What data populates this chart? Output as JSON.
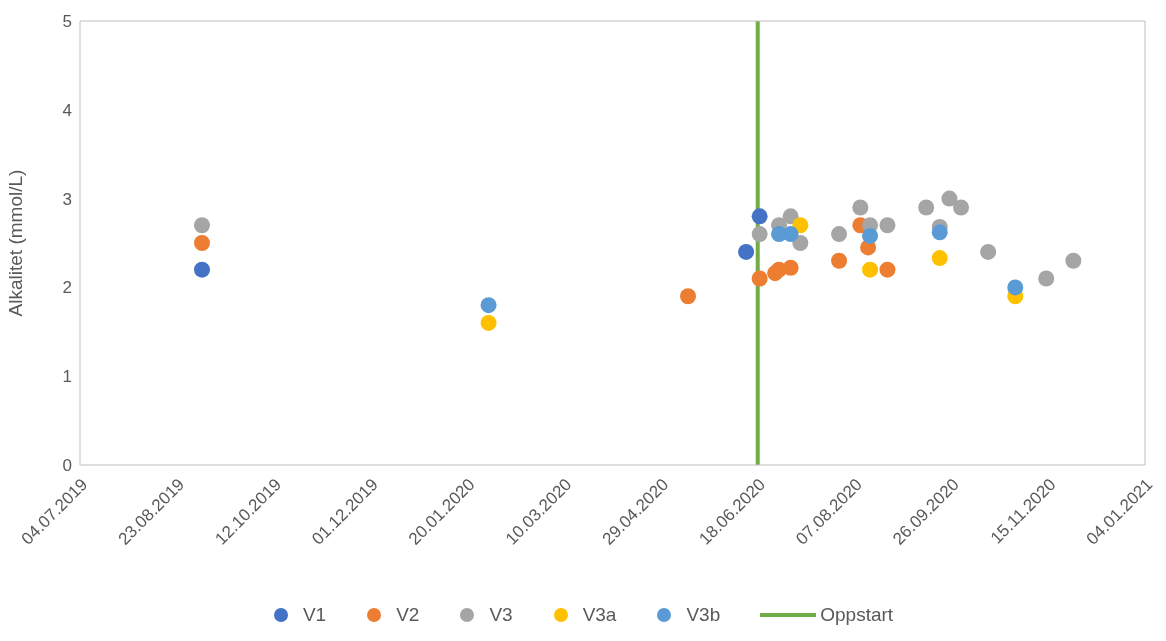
{
  "chart_data": {
    "type": "scatter",
    "ylabel": "Alkalitet (mmol/L)",
    "xlim": [
      "2019-07-04",
      "2021-01-04"
    ],
    "xticks": [
      {
        "value": "2019-07-04",
        "label": "04.07.2019"
      },
      {
        "value": "2019-08-23",
        "label": "23.08.2019"
      },
      {
        "value": "2019-10-12",
        "label": "12.10.2019"
      },
      {
        "value": "2019-12-01",
        "label": "01.12.2019"
      },
      {
        "value": "2020-01-20",
        "label": "20.01.2020"
      },
      {
        "value": "2020-03-10",
        "label": "10.03.2020"
      },
      {
        "value": "2020-04-29",
        "label": "29.04.2020"
      },
      {
        "value": "2020-06-18",
        "label": "18.06.2020"
      },
      {
        "value": "2020-08-07",
        "label": "07.08.2020"
      },
      {
        "value": "2020-09-26",
        "label": "26.09.2020"
      },
      {
        "value": "2020-11-15",
        "label": "15.11.2020"
      },
      {
        "value": "2021-01-04",
        "label": "04.01.2021"
      }
    ],
    "ylim": [
      0,
      5
    ],
    "yticks": [
      0,
      1,
      2,
      3,
      4,
      5
    ],
    "marker": "circle",
    "legend": "bottom",
    "series": [
      {
        "name": "V1",
        "color": "#4472c4",
        "x": [
          "2019-09-05",
          "2020-06-12",
          "2020-06-19"
        ],
        "values": [
          2.2,
          2.4,
          2.8
        ]
      },
      {
        "name": "V2",
        "color": "#ed7d31",
        "x": [
          "2019-09-05",
          "2020-05-13",
          "2020-06-19",
          "2020-06-27",
          "2020-06-29",
          "2020-07-05",
          "2020-07-30",
          "2020-08-10",
          "2020-08-14",
          "2020-08-24"
        ],
        "values": [
          2.5,
          1.9,
          2.1,
          2.16,
          2.2,
          2.22,
          2.3,
          2.7,
          2.45,
          2.2
        ]
      },
      {
        "name": "V3",
        "color": "#a5a5a5",
        "x": [
          "2019-09-05",
          "2020-06-19",
          "2020-06-29",
          "2020-07-05",
          "2020-07-10",
          "2020-07-30",
          "2020-08-10",
          "2020-08-15",
          "2020-08-24",
          "2020-09-13",
          "2020-09-20",
          "2020-09-25",
          "2020-10-01",
          "2020-10-15",
          "2020-11-14",
          "2020-11-28"
        ],
        "values": [
          2.7,
          2.6,
          2.7,
          2.8,
          2.5,
          2.6,
          2.9,
          2.7,
          2.7,
          2.9,
          2.68,
          3.0,
          2.9,
          2.4,
          2.1,
          2.3
        ]
      },
      {
        "name": "V3a",
        "color": "#ffc000",
        "x": [
          "2020-01-31",
          "2020-07-10",
          "2020-08-15",
          "2020-09-20",
          "2020-10-29"
        ],
        "values": [
          1.6,
          2.7,
          2.2,
          2.33,
          1.9
        ]
      },
      {
        "name": "V3b",
        "color": "#5b9bd5",
        "x": [
          "2020-01-31",
          "2020-06-29",
          "2020-07-05",
          "2020-08-15",
          "2020-09-20",
          "2020-10-29"
        ],
        "values": [
          1.8,
          2.6,
          2.6,
          2.58,
          2.62,
          2.0
        ]
      }
    ],
    "ref_lines": [
      {
        "axis": "x",
        "value": "2020-06-18",
        "label": "Oppstart",
        "color": "#70ad47",
        "line_style": "solid"
      }
    ]
  }
}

AIM>
Reproduce all of the data exactly; the pictures do not belong in the copy.

ANSWER FOR THIS EXERCISE>
What data populates this chart? Output as JSON.
{
  "chart_data": {
    "type": "scatter",
    "ylabel": "Alkalitet (mmol/L)",
    "xlim": [
      "2019-07-04",
      "2021-01-04"
    ],
    "xticks": [
      {
        "value": "2019-07-04",
        "label": "04.07.2019"
      },
      {
        "value": "2019-08-23",
        "label": "23.08.2019"
      },
      {
        "value": "2019-10-12",
        "label": "12.10.2019"
      },
      {
        "value": "2019-12-01",
        "label": "01.12.2019"
      },
      {
        "value": "2020-01-20",
        "label": "20.01.2020"
      },
      {
        "value": "2020-03-10",
        "label": "10.03.2020"
      },
      {
        "value": "2020-04-29",
        "label": "29.04.2020"
      },
      {
        "value": "2020-06-18",
        "label": "18.06.2020"
      },
      {
        "value": "2020-08-07",
        "label": "07.08.2020"
      },
      {
        "value": "2020-09-26",
        "label": "26.09.2020"
      },
      {
        "value": "2020-11-15",
        "label": "15.11.2020"
      },
      {
        "value": "2021-01-04",
        "label": "04.01.2021"
      }
    ],
    "ylim": [
      0,
      5
    ],
    "yticks": [
      0,
      1,
      2,
      3,
      4,
      5
    ],
    "marker": "circle",
    "legend": "bottom",
    "series": [
      {
        "name": "V1",
        "color": "#4472c4",
        "x": [
          "2019-09-05",
          "2020-06-12",
          "2020-06-19"
        ],
        "values": [
          2.2,
          2.4,
          2.8
        ]
      },
      {
        "name": "V2",
        "color": "#ed7d31",
        "x": [
          "2019-09-05",
          "2020-05-13",
          "2020-06-19",
          "2020-06-27",
          "2020-06-29",
          "2020-07-05",
          "2020-07-30",
          "2020-08-10",
          "2020-08-14",
          "2020-08-24"
        ],
        "values": [
          2.5,
          1.9,
          2.1,
          2.16,
          2.2,
          2.22,
          2.3,
          2.7,
          2.45,
          2.2
        ]
      },
      {
        "name": "V3",
        "color": "#a5a5a5",
        "x": [
          "2019-09-05",
          "2020-06-19",
          "2020-06-29",
          "2020-07-05",
          "2020-07-10",
          "2020-07-30",
          "2020-08-10",
          "2020-08-15",
          "2020-08-24",
          "2020-09-13",
          "2020-09-20",
          "2020-09-25",
          "2020-10-01",
          "2020-10-15",
          "2020-11-14",
          "2020-11-28"
        ],
        "values": [
          2.7,
          2.6,
          2.7,
          2.8,
          2.5,
          2.6,
          2.9,
          2.7,
          2.7,
          2.9,
          2.68,
          3.0,
          2.9,
          2.4,
          2.1,
          2.3
        ]
      },
      {
        "name": "V3a",
        "color": "#ffc000",
        "x": [
          "2020-01-31",
          "2020-07-10",
          "2020-08-15",
          "2020-09-20",
          "2020-10-29"
        ],
        "values": [
          1.6,
          2.7,
          2.2,
          2.33,
          1.9
        ]
      },
      {
        "name": "V3b",
        "color": "#5b9bd5",
        "x": [
          "2020-01-31",
          "2020-06-29",
          "2020-07-05",
          "2020-08-15",
          "2020-09-20",
          "2020-10-29"
        ],
        "values": [
          1.8,
          2.6,
          2.6,
          2.58,
          2.62,
          2.0
        ]
      }
    ],
    "ref_lines": [
      {
        "axis": "x",
        "value": "2020-06-18",
        "label": "Oppstart",
        "color": "#70ad47",
        "line_style": "solid"
      }
    ]
  }
}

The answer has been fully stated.